All of the material below is to be retyped exactly.

-- Records for this exercise --
[start]
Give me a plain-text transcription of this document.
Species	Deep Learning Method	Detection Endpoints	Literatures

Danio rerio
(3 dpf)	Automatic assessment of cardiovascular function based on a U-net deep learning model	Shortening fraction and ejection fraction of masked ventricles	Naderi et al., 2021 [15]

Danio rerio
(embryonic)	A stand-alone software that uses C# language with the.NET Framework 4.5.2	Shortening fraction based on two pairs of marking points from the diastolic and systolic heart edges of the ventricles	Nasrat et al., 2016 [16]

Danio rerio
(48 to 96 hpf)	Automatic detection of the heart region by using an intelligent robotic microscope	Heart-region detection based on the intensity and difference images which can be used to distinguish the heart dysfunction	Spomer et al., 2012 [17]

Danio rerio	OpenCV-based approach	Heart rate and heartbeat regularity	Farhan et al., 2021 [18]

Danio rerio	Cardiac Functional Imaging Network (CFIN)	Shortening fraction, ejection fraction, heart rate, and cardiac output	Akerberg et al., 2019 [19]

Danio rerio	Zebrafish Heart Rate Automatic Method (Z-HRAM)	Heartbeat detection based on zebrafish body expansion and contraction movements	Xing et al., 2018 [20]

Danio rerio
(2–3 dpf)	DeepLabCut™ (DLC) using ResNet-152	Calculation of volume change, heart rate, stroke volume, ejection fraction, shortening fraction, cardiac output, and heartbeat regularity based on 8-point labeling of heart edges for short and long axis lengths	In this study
[end]
-- Result for this exercise --
Give me a plain-text transcription of this document.
Species	Deep Learning Method	Detection Endpoints	Literatures

Danio rerio
(3 dpf)	Automatic assessment of cardiovascular function based on a U-net deep learning model	Shortening fraction and ejection fraction of masked ventricles	Naderi et al., 2021 [15]

Danio rerio
(embryonic)	A stand-alone software that uses C# language with the.NET Framework 4.5.2	Shortening fraction based on two pairs of marking points from the diastolic and systolic heart edges of the ventricles	Nasrat et al., 2016 [16]

Danio rerio
(48 to 96 hpf)	Automatic detection of the heart region by using an intelligent robotic microscope	Heart-region detection based on the intensity and difference images which can be used to distinguish the heart dysfunction	Spomer et al., 2012 [17]

Danio rerio	OpenCV-based approach	Heart rate and heartbeat regularity	Farhan et al., 2021 [18]

Danio rerio	Cardiac Functional Imaging Network (CFIN)	Shortening fraction, ejection fraction, heart rate, and cardiac output	Akerberg et al., 2019 [19]

Danio rerio	Zebrafish Heart Rate Automatic Method (Z-HRAM)	Heartbeat detection based on zebrafish body expansion and contraction movements	Xing et al., 2018 [20]

Danio rerio
(2–3 dpf)	DeepLabCut™ (DLC) using ResNet-152	Calculation of volume change, heart rate, stroke volume, ejection fraction, shortening fraction, cardiac output, and heartbeat regularity based on 8-point labeling of heart edges for short and long axis lengths	In this study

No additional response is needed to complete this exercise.